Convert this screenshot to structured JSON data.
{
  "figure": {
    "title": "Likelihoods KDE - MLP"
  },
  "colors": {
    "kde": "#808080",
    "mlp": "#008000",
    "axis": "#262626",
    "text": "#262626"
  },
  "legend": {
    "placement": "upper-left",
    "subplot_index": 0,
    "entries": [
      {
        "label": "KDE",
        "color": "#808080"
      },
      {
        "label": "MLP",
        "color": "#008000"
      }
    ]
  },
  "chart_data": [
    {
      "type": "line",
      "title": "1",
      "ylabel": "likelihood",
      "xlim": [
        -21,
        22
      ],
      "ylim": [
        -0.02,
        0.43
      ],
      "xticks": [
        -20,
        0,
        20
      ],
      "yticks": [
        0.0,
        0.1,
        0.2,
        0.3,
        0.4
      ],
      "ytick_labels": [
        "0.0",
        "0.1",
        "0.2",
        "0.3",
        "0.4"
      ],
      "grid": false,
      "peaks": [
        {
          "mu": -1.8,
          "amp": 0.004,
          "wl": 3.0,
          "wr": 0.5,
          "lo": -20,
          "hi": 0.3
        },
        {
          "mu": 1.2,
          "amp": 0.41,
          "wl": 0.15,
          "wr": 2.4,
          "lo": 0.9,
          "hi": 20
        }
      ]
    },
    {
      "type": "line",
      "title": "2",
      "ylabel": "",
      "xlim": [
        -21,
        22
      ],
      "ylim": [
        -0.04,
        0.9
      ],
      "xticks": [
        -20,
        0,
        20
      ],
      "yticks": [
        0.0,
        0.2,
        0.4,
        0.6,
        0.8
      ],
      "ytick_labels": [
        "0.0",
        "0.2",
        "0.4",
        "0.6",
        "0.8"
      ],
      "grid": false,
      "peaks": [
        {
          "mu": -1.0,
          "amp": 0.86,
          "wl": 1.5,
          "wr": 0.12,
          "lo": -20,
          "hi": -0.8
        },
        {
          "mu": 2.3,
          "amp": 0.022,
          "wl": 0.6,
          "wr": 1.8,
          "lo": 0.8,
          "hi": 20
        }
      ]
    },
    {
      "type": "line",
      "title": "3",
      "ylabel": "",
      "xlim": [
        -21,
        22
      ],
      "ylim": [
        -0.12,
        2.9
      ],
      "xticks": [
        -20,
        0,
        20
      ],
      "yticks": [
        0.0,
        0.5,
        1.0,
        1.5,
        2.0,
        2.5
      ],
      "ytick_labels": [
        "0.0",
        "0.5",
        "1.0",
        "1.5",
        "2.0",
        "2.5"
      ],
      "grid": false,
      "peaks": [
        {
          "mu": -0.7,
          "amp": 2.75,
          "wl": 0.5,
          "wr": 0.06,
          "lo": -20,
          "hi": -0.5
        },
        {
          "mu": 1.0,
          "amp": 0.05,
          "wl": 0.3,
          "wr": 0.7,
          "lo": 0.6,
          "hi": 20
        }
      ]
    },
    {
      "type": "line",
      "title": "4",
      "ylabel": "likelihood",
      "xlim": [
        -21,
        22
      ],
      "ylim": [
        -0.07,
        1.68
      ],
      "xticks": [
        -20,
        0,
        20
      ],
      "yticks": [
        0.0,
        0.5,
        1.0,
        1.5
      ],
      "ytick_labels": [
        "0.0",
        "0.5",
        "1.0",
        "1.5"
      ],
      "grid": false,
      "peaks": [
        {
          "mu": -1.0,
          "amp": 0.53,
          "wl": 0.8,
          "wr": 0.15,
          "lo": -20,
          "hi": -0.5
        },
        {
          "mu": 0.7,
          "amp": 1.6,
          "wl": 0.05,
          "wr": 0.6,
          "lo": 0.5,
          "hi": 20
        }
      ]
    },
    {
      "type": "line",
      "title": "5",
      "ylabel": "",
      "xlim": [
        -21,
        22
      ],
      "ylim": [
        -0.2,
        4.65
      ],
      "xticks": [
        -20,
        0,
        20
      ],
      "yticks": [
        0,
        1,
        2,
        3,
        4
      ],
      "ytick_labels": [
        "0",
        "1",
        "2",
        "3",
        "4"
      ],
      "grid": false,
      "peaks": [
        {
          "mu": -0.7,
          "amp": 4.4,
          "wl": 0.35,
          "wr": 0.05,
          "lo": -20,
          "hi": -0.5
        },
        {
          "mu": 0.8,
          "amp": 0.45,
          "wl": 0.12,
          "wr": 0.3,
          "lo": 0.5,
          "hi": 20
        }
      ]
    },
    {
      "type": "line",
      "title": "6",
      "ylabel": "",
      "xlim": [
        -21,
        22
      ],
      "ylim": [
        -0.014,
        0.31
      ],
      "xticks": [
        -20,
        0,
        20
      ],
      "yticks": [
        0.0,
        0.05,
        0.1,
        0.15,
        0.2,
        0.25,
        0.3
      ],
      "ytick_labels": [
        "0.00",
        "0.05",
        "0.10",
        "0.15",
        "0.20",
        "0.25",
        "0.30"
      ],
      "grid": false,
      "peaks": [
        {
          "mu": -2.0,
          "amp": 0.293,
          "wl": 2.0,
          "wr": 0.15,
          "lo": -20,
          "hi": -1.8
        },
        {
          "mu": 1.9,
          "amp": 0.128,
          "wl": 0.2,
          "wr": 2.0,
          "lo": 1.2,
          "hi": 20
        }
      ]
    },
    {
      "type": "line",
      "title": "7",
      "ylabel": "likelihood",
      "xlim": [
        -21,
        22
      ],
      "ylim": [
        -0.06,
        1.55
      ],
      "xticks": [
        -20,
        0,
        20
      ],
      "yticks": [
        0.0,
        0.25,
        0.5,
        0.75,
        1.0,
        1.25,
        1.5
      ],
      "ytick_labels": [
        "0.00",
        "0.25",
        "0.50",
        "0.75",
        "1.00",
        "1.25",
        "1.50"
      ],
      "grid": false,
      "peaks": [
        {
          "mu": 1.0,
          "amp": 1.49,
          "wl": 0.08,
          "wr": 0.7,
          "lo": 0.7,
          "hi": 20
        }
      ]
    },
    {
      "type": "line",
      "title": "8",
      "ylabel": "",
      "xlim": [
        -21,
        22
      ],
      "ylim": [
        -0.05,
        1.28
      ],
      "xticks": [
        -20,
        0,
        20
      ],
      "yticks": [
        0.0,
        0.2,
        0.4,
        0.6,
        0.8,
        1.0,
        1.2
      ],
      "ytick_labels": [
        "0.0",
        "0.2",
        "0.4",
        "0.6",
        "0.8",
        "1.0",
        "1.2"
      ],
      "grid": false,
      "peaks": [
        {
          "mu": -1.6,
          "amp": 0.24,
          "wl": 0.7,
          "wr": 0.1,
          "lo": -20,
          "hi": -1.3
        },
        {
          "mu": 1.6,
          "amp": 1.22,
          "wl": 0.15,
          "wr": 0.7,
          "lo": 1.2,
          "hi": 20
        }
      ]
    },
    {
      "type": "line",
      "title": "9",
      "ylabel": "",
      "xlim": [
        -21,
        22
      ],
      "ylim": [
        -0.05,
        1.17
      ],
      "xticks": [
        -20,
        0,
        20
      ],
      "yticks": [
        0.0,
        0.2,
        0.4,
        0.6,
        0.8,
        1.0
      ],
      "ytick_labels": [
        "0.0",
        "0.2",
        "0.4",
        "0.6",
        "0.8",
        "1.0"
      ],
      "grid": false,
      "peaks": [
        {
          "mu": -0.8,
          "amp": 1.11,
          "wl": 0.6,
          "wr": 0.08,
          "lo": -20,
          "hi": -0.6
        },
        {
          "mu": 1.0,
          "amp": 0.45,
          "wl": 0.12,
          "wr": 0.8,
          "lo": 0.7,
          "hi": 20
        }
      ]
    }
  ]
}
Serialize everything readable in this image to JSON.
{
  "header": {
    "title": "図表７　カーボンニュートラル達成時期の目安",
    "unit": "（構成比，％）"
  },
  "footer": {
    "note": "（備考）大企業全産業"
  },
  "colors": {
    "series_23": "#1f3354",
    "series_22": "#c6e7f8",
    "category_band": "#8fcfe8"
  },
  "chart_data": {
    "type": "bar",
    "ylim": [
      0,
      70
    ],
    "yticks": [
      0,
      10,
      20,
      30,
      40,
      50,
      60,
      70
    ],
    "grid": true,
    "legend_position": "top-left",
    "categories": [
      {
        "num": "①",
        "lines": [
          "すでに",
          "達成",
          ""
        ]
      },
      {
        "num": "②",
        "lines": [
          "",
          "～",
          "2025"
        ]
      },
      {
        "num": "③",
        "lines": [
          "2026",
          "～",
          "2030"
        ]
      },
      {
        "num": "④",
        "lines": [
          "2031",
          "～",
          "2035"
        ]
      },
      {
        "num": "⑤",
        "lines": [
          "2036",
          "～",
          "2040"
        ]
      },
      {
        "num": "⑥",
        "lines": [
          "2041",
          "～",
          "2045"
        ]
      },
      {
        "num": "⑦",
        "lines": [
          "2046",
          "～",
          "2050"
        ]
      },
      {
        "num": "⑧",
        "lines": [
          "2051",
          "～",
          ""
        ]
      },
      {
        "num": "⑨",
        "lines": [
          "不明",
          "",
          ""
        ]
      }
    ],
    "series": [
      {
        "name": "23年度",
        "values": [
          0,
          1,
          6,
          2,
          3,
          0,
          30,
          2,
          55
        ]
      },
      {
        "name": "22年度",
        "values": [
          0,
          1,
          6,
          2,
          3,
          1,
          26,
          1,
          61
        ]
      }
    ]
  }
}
##############################
### [Task to complete]
In the data above, how many lines contain the string "left"? Answer with the number only.

### [Solution]
2